__PROBLEM STATEMENT__: Reproduce the listing below in full and without alteration, apart from its pictures.

Data excerpts
(begin)
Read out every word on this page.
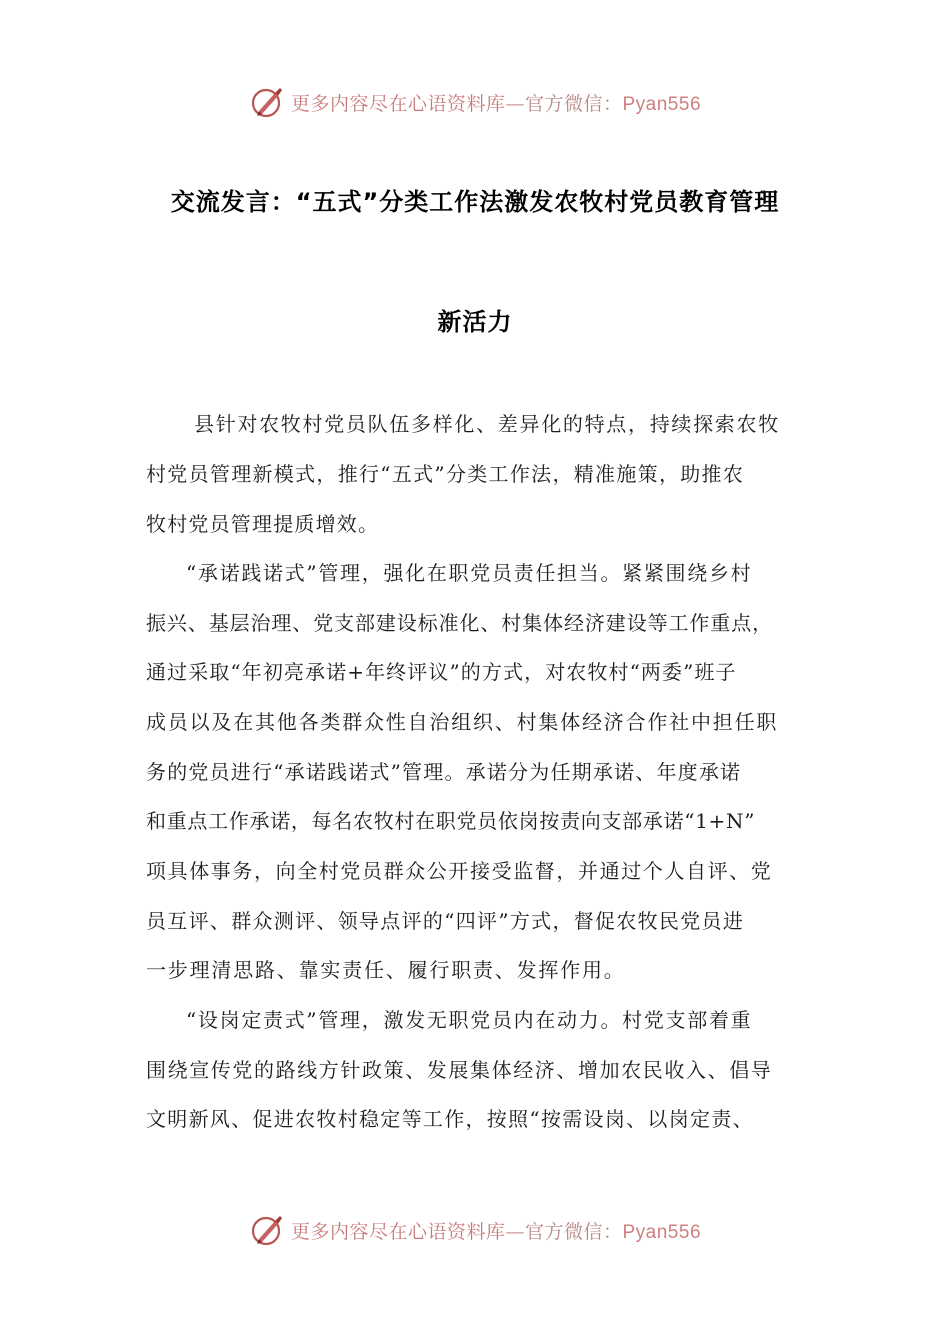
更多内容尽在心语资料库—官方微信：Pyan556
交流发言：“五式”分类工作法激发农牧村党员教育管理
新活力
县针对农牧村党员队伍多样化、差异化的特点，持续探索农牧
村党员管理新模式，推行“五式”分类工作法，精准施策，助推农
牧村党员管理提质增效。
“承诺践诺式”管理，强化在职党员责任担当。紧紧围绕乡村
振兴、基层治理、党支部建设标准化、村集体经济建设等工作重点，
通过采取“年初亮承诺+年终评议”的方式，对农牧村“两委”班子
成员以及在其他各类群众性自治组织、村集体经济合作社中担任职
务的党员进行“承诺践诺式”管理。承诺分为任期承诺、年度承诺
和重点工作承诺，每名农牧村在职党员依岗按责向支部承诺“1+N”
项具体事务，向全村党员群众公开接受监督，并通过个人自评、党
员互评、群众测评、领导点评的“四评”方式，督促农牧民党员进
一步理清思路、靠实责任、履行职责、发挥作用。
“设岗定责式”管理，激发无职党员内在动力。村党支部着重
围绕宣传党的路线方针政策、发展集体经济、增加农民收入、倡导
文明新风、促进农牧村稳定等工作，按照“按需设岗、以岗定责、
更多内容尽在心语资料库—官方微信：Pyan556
(end)
__RESULT BELOW__:
Read out every word on this page.
更多内容尽在心语资料库—官方微信：Pyan556
交流发言：“五式”分类工作法激发农牧村党员教育管理
新活力
县针对农牧村党员队伍多样化、差异化的特点，持续探索农牧
村党员管理新模式，推行“五式”分类工作法，精准施策，助推农
牧村党员管理提质增效。
“承诺践诺式”管理，强化在职党员责任担当。紧紧围绕乡村
振兴、基层治理、党支部建设标准化、村集体经济建设等工作重点，
通过采取“年初亮承诺+年终评议”的方式，对农牧村“两委”班子
成员以及在其他各类群众性自治组织、村集体经济合作社中担任职
务的党员进行“承诺践诺式”管理。承诺分为任期承诺、年度承诺
和重点工作承诺，每名农牧村在职党员依岗按责向支部承诺“1+N”
项具体事务，向全村党员群众公开接受监督，并通过个人自评、党
员互评、群众测评、领导点评的“四评”方式，督促农牧民党员进
一步理清思路、靠实责任、履行职责、发挥作用。
“设岗定责式”管理，激发无职党员内在动力。村党支部着重
围绕宣传党的路线方针政策、发展集体经济、增加农民收入、倡导
文明新风、促进农牧村稳定等工作，按照“按需设岗、以岗定责、
更多内容尽在心语资料库—官方微信：Pyan556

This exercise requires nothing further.